Given exercise
Set down each entry exactly as given; pictures should not appear in the copy.

[Source records]
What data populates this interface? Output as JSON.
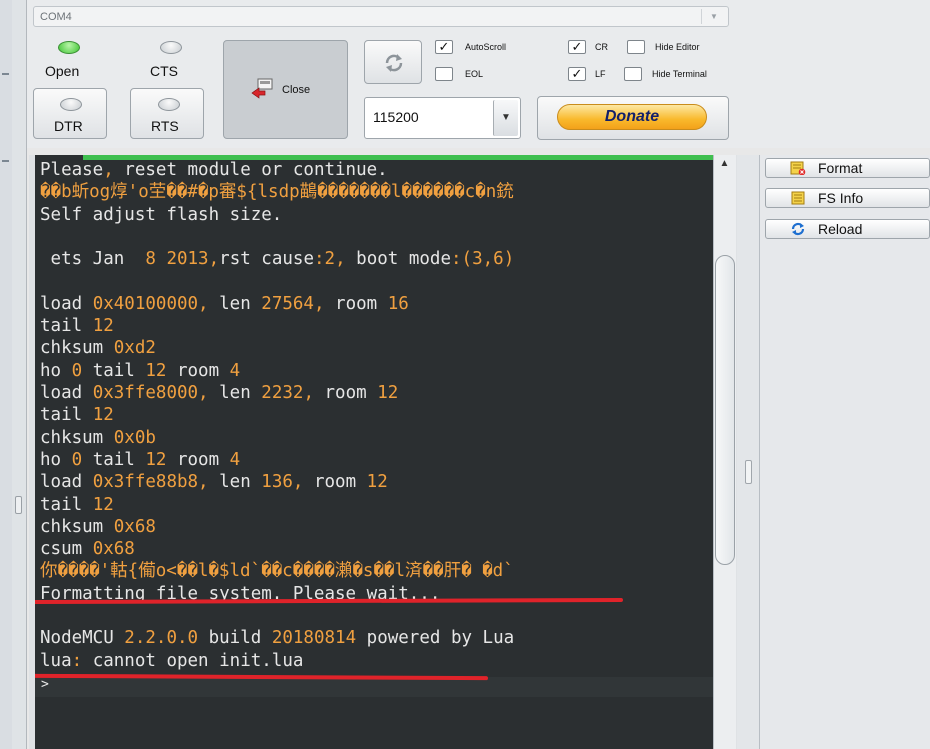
{
  "port": {
    "selected": "COM4"
  },
  "status": {
    "open_label": "Open",
    "cts_label": "CTS",
    "dtr_label": "DTR",
    "rts_label": "RTS",
    "open_led_color": "#3fc433"
  },
  "toolbar": {
    "close_label": "Close",
    "baud_value": "115200",
    "donate_label": "Donate"
  },
  "options": {
    "autoscroll": {
      "label": "AutoScroll",
      "checked": true
    },
    "eol": {
      "label": "EOL",
      "checked": false
    },
    "cr": {
      "label": "CR",
      "checked": true
    },
    "lf": {
      "label": "LF",
      "checked": true
    },
    "hide_editor": {
      "label": "Hide Editor",
      "checked": false
    },
    "hide_terminal": {
      "label": "Hide Terminal",
      "checked": false
    }
  },
  "side_buttons": {
    "format": "Format",
    "fs_info": "FS Info",
    "reload": "Reload"
  },
  "terminal": {
    "lines": [
      "Please, reset module or continue.",
      "��b蚚og焞'o茔��#�p審${lsdp鶓�������l������c�n銃",
      "Self adjust flash size.",
      "",
      " ets Jan  8 2013,rst cause:2, boot mode:(3,6)",
      "",
      "load 0x40100000, len 27564, room 16",
      "tail 12",
      "chksum 0xd2",
      "ho 0 tail 12 room 4",
      "load 0x3ffe8000, len 2232, room 12",
      "tail 12",
      "chksum 0x0b",
      "ho 0 tail 12 room 4",
      "load 0x3ffe88b8, len 136, room 12",
      "tail 12",
      "chksum 0x68",
      "csum 0x68",
      "你����'軲{僃o<��l�$ld`��c����瀨�s��l済��肝� �d`",
      "Formatting file system. Please wait...",
      "",
      "NodeMCU 2.2.0.0 build 20180814 powered by Lua",
      "lua: cannot open init.lua"
    ],
    "prompt": ">"
  },
  "colors": {
    "terminal_bg": "#2b2f31",
    "text_default": "#e6e6e6",
    "text_number": "#f0a040",
    "annotation_red": "#e0232a"
  }
}
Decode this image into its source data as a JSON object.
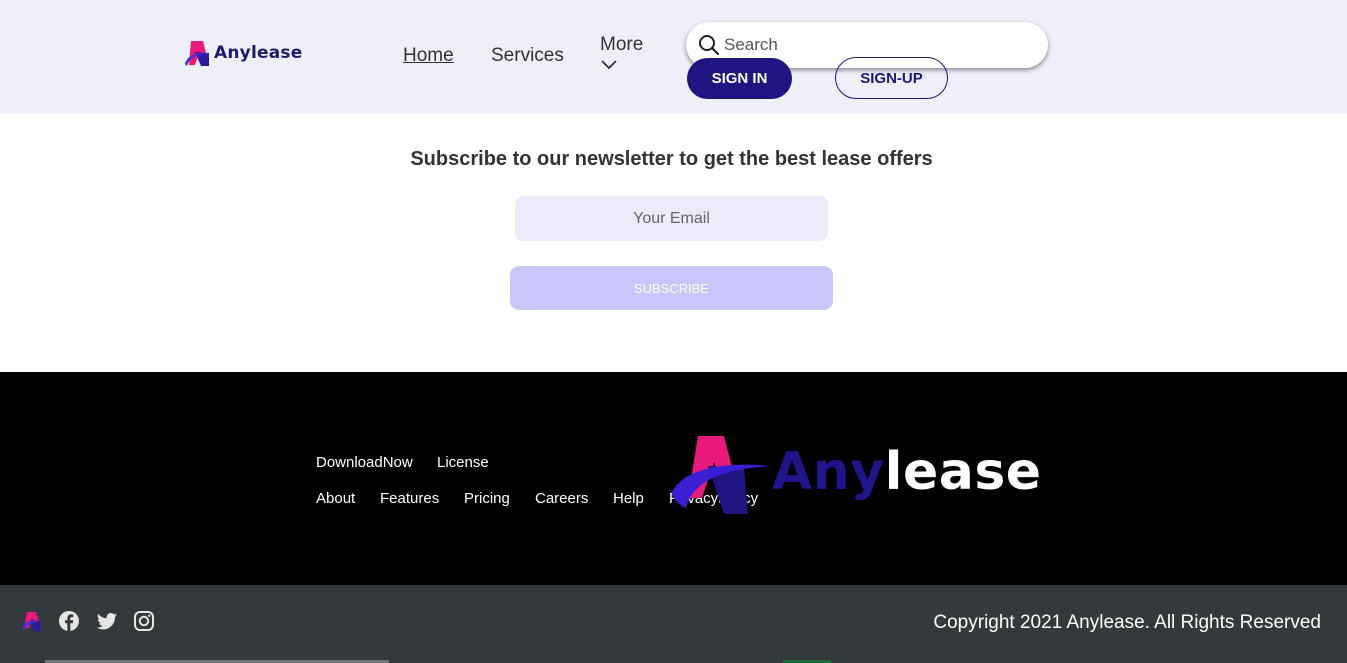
{
  "header": {
    "logo_text": "Anylease",
    "nav": {
      "home": "Home",
      "services": "Services",
      "more": "More"
    },
    "search": {
      "placeholder": "Search"
    },
    "signin_label": "SIGN IN",
    "signup_label": "SIGN-UP"
  },
  "newsletter": {
    "title": "Subscribe to our newsletter to get the best lease offers",
    "email_placeholder": "Your Email",
    "subscribe_label": "SUBSCRIBE"
  },
  "footer": {
    "links_row1": [
      "DownloadNow",
      "License"
    ],
    "links_row2": [
      "About",
      "Features",
      "Pricing",
      "Careers",
      "Help",
      "PrivacyPolicy"
    ],
    "logo_any": "Any",
    "logo_lease": "lease"
  },
  "bottombar": {
    "social_icons": [
      "anylease-logo-icon",
      "facebook-icon",
      "twitter-icon",
      "instagram-icon"
    ],
    "copyright": "Copyright 2021 Anylease. All Rights Reserved"
  },
  "colors": {
    "brand_navy": "#1f1480",
    "brand_pink": "#e8197a",
    "header_bg": "#efeffa",
    "subscribe_bg": "#c8c6fb",
    "footer_bg": "#000000",
    "bottombar_bg": "#343a3b"
  }
}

The completed task
What data populates this interface? Output as JSON.
{
  "port": {
    "selected": "COM4"
  },
  "status": {
    "open_label": "Open",
    "cts_label": "CTS",
    "dtr_label": "DTR",
    "rts_label": "RTS",
    "open_led_color": "#3fc433"
  },
  "toolbar": {
    "close_label": "Close",
    "baud_value": "115200",
    "donate_label": "Donate"
  },
  "options": {
    "autoscroll": {
      "label": "AutoScroll",
      "checked": true
    },
    "eol": {
      "label": "EOL",
      "checked": false
    },
    "cr": {
      "label": "CR",
      "checked": true
    },
    "lf": {
      "label": "LF",
      "checked": true
    },
    "hide_editor": {
      "label": "Hide Editor",
      "checked": false
    },
    "hide_terminal": {
      "label": "Hide Terminal",
      "checked": false
    }
  },
  "side_buttons": {
    "format": "Format",
    "fs_info": "FS Info",
    "reload": "Reload"
  },
  "terminal": {
    "lines": [
      "Please, reset module or continue.",
      "��b蚚og焞'o茔��#�p審${lsdp鶓�������l������c�n銃",
      "Self adjust flash size.",
      "",
      " ets Jan  8 2013,rst cause:2, boot mode:(3,6)",
      "",
      "load 0x40100000, len 27564, room 16",
      "tail 12",
      "chksum 0xd2",
      "ho 0 tail 12 room 4",
      "load 0x3ffe8000, len 2232, room 12",
      "tail 12",
      "chksum 0x0b",
      "ho 0 tail 12 room 4",
      "load 0x3ffe88b8, len 136, room 12",
      "tail 12",
      "chksum 0x68",
      "csum 0x68",
      "你����'軲{僃o<��l�$ld`��c����瀨�s��l済��肝� �d`",
      "Formatting file system. Please wait...",
      "",
      "NodeMCU 2.2.0.0 build 20180814 powered by Lua",
      "lua: cannot open init.lua"
    ],
    "prompt": ">"
  },
  "colors": {
    "terminal_bg": "#2b2f31",
    "text_default": "#e6e6e6",
    "text_number": "#f0a040",
    "annotation_red": "#e0232a"
  }
}
Decode this image into its source data as a JSON object.
{
  "header": {
    "logo_text": "Anylease",
    "nav": {
      "home": "Home",
      "services": "Services",
      "more": "More"
    },
    "search": {
      "placeholder": "Search"
    },
    "signin_label": "SIGN IN",
    "signup_label": "SIGN-UP"
  },
  "newsletter": {
    "title": "Subscribe to our newsletter to get the best lease offers",
    "email_placeholder": "Your Email",
    "subscribe_label": "SUBSCRIBE"
  },
  "footer": {
    "links_row1": [
      "DownloadNow",
      "License"
    ],
    "links_row2": [
      "About",
      "Features",
      "Pricing",
      "Careers",
      "Help",
      "PrivacyPolicy"
    ],
    "logo_any": "Any",
    "logo_lease": "lease"
  },
  "bottombar": {
    "social_icons": [
      "anylease-logo-icon",
      "facebook-icon",
      "twitter-icon",
      "instagram-icon"
    ],
    "copyright": "Copyright 2021 Anylease. All Rights Reserved"
  },
  "colors": {
    "brand_navy": "#1f1480",
    "brand_pink": "#e8197a",
    "header_bg": "#efeffa",
    "subscribe_bg": "#c8c6fb",
    "footer_bg": "#000000",
    "bottombar_bg": "#343a3b"
  }
}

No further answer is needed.